__TASK BRIEF__
Restate the material word for word and leave out anything that is a picture.

__DATA FOR THE TASK__

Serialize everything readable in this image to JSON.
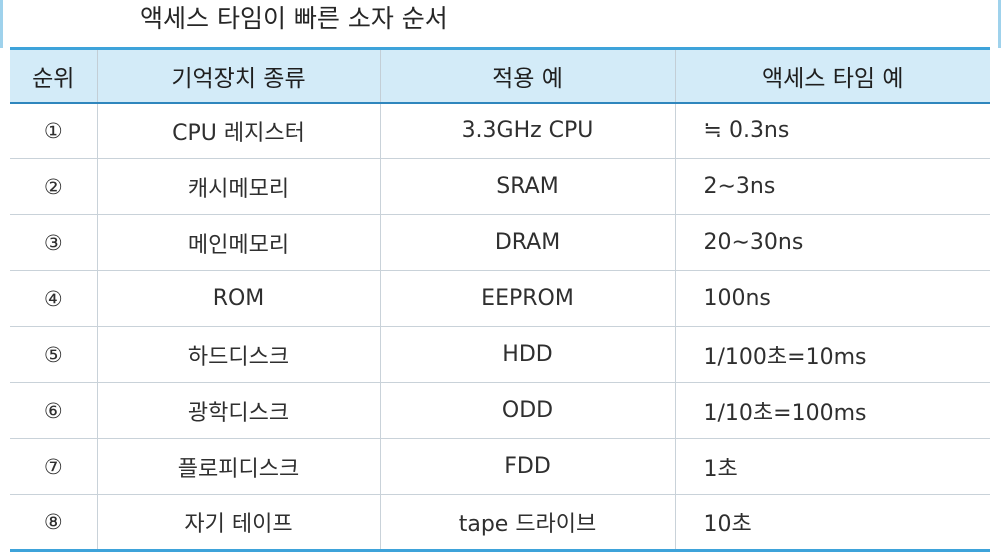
{
  "title": "액세스 타임이 빠른 소자 순서",
  "table": {
    "headers": [
      "순위",
      "기억장치 종류",
      "적용 예",
      "액세스 타임 예"
    ],
    "rows": [
      [
        "①",
        "CPU 레지스터",
        "3.3GHz CPU",
        "≒ 0.3ns"
      ],
      [
        "②",
        "캐시메모리",
        "SRAM",
        "2∼3ns"
      ],
      [
        "③",
        "메인메모리",
        "DRAM",
        "20∼30ns"
      ],
      [
        "④",
        "ROM",
        "EEPROM",
        "100ns"
      ],
      [
        "⑤",
        "하드디스크",
        "HDD",
        "1/100초=10ms"
      ],
      [
        "⑥",
        "광학디스크",
        "ODD",
        "1/10초=100ms"
      ],
      [
        "⑦",
        "플로피디스크",
        "FDD",
        "1초"
      ],
      [
        "⑧",
        "자기 테이프",
        "tape 드라이브",
        "10초"
      ]
    ]
  },
  "colors": {
    "accent": "#3ea3da",
    "header_background": "#d3ebf8",
    "grid": "#c9d2d9"
  }
}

__SOLVED PROBLEM__
Serialize everything readable in this image to JSON.
{
  "title": "액세스 타임이 빠른 소자 순서",
  "table": {
    "headers": [
      "순위",
      "기억장치 종류",
      "적용 예",
      "액세스 타임 예"
    ],
    "rows": [
      [
        "①",
        "CPU 레지스터",
        "3.3GHz CPU",
        "≒ 0.3ns"
      ],
      [
        "②",
        "캐시메모리",
        "SRAM",
        "2∼3ns"
      ],
      [
        "③",
        "메인메모리",
        "DRAM",
        "20∼30ns"
      ],
      [
        "④",
        "ROM",
        "EEPROM",
        "100ns"
      ],
      [
        "⑤",
        "하드디스크",
        "HDD",
        "1/100초=10ms"
      ],
      [
        "⑥",
        "광학디스크",
        "ODD",
        "1/10초=100ms"
      ],
      [
        "⑦",
        "플로피디스크",
        "FDD",
        "1초"
      ],
      [
        "⑧",
        "자기 테이프",
        "tape 드라이브",
        "10초"
      ]
    ]
  },
  "colors": {
    "accent": "#3ea3da",
    "header_background": "#d3ebf8",
    "grid": "#c9d2d9"
  }
}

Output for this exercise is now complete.